§ Aim of the task
Take the records underneath and set them down exactly.

§ Entries
▼▼▼
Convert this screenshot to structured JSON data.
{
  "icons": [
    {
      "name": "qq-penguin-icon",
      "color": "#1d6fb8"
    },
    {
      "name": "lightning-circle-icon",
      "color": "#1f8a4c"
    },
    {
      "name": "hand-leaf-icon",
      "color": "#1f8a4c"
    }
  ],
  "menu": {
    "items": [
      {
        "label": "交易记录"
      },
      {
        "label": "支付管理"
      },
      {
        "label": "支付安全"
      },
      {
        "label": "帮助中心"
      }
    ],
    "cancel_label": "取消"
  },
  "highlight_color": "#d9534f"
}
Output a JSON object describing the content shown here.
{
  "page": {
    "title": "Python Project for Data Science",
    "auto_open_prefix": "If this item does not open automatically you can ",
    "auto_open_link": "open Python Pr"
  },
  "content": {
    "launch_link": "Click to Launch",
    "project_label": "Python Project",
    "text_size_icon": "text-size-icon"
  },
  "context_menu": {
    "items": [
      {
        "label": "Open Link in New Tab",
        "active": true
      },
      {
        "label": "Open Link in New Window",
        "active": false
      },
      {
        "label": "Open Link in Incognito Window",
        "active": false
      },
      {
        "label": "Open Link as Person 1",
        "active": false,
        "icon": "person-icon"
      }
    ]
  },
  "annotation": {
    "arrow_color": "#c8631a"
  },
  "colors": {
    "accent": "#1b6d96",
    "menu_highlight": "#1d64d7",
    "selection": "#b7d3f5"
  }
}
▲▲▲
§ Correct answer
Convert this screenshot to structured JSON data.
{
  "icons": [
    {
      "name": "qq-penguin-icon",
      "color": "#1d6fb8"
    },
    {
      "name": "lightning-circle-icon",
      "color": "#1f8a4c"
    },
    {
      "name": "hand-leaf-icon",
      "color": "#1f8a4c"
    }
  ],
  "menu": {
    "items": [
      {
        "label": "交易记录"
      },
      {
        "label": "支付管理"
      },
      {
        "label": "支付安全"
      },
      {
        "label": "帮助中心"
      }
    ],
    "cancel_label": "取消"
  },
  "highlight_color": "#d9534f"
}
Output a JSON object describing the content shown here.
{
  "page": {
    "title": "Python Project for Data Science",
    "auto_open_prefix": "If this item does not open automatically you can ",
    "auto_open_link": "open Python Pr"
  },
  "content": {
    "launch_link": "Click to Launch",
    "project_label": "Python Project",
    "text_size_icon": "text-size-icon"
  },
  "context_menu": {
    "items": [
      {
        "label": "Open Link in New Tab",
        "active": true
      },
      {
        "label": "Open Link in New Window",
        "active": false
      },
      {
        "label": "Open Link in Incognito Window",
        "active": false
      },
      {
        "label": "Open Link as Person 1",
        "active": false,
        "icon": "person-icon"
      }
    ]
  },
  "annotation": {
    "arrow_color": "#c8631a"
  },
  "colors": {
    "accent": "#1b6d96",
    "menu_highlight": "#1d64d7",
    "selection": "#b7d3f5"
  }
}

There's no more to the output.